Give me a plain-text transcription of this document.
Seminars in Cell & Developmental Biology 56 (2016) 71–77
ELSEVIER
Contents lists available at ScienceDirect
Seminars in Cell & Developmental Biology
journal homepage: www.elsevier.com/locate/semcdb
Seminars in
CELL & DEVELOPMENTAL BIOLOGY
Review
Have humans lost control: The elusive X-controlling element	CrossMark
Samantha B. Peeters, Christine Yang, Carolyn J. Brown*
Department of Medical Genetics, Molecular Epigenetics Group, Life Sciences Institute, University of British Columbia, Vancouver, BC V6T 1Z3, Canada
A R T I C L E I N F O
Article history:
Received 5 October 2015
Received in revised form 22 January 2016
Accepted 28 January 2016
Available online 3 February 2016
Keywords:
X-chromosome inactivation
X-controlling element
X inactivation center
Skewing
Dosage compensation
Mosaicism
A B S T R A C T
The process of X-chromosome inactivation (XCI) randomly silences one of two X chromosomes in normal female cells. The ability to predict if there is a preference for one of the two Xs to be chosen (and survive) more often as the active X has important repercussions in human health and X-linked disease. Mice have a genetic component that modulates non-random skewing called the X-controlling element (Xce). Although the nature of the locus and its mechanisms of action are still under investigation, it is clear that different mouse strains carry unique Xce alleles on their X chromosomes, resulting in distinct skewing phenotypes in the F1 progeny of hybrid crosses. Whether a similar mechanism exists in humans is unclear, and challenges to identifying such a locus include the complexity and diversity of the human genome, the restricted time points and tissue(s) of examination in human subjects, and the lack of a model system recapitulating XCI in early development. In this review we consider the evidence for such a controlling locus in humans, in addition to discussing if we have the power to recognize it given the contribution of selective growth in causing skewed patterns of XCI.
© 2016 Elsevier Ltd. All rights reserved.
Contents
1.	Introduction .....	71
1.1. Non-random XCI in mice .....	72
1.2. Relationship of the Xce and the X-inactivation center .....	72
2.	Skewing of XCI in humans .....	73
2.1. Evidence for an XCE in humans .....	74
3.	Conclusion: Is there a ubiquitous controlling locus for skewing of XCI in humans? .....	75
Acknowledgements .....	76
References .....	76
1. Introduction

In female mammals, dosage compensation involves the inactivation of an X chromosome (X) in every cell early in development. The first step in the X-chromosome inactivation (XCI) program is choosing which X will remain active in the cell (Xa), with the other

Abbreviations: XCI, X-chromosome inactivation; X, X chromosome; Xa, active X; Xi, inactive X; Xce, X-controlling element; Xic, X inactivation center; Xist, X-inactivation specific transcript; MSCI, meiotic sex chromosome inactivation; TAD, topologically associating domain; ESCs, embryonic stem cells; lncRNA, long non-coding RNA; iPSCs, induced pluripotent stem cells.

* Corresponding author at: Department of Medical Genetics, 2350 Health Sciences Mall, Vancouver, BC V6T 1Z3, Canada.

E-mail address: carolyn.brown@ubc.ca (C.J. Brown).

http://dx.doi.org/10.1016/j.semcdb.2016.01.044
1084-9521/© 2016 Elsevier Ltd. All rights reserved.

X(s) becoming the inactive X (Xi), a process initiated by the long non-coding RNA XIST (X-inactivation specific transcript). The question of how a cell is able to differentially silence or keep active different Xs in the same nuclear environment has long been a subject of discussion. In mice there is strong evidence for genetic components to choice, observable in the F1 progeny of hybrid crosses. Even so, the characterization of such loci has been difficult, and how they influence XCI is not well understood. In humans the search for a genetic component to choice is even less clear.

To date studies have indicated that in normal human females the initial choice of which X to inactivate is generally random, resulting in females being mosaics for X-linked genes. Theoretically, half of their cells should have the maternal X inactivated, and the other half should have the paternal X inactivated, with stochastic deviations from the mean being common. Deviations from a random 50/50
--
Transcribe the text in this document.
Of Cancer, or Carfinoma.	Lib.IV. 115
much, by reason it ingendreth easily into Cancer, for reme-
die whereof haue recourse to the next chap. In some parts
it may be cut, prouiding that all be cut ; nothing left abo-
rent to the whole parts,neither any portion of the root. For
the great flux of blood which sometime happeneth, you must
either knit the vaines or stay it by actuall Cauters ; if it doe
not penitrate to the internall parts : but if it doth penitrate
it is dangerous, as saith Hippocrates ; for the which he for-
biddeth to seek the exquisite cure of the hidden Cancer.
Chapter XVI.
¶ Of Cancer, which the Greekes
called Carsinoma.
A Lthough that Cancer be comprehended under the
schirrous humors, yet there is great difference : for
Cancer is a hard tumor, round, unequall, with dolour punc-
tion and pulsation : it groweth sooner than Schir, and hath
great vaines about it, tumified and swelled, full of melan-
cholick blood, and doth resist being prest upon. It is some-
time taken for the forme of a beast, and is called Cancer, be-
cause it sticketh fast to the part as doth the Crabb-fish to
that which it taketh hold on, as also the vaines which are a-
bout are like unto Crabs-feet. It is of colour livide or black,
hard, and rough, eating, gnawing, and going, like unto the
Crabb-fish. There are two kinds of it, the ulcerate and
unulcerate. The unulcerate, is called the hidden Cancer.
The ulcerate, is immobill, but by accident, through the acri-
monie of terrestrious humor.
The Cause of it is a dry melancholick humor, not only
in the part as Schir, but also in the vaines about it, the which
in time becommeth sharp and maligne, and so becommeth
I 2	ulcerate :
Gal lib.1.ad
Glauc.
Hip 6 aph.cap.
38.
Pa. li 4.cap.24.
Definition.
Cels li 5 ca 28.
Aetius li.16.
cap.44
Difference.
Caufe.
--
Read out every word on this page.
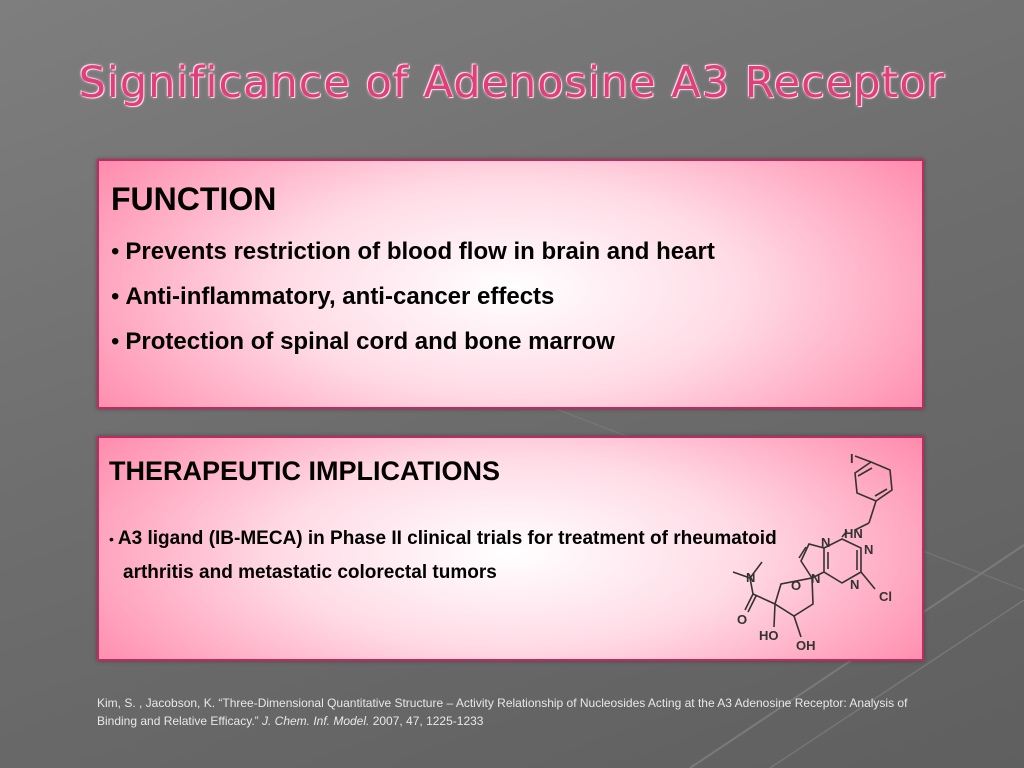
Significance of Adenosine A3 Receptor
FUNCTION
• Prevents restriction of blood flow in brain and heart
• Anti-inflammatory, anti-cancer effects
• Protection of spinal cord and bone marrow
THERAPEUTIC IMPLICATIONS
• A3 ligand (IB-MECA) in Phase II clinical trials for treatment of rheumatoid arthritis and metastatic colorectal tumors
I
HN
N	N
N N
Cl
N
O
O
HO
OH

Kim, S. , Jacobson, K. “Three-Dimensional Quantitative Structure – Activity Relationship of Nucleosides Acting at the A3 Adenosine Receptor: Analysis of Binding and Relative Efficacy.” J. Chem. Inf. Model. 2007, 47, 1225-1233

### Activity:
Filter the data above by the word "hard" and copy every line that matches.

### Response to this exercise:
Cancer is a hard tumor, round, unequall, with dolour punc-
hard, and rough, eating, gnawing, and going, like unto the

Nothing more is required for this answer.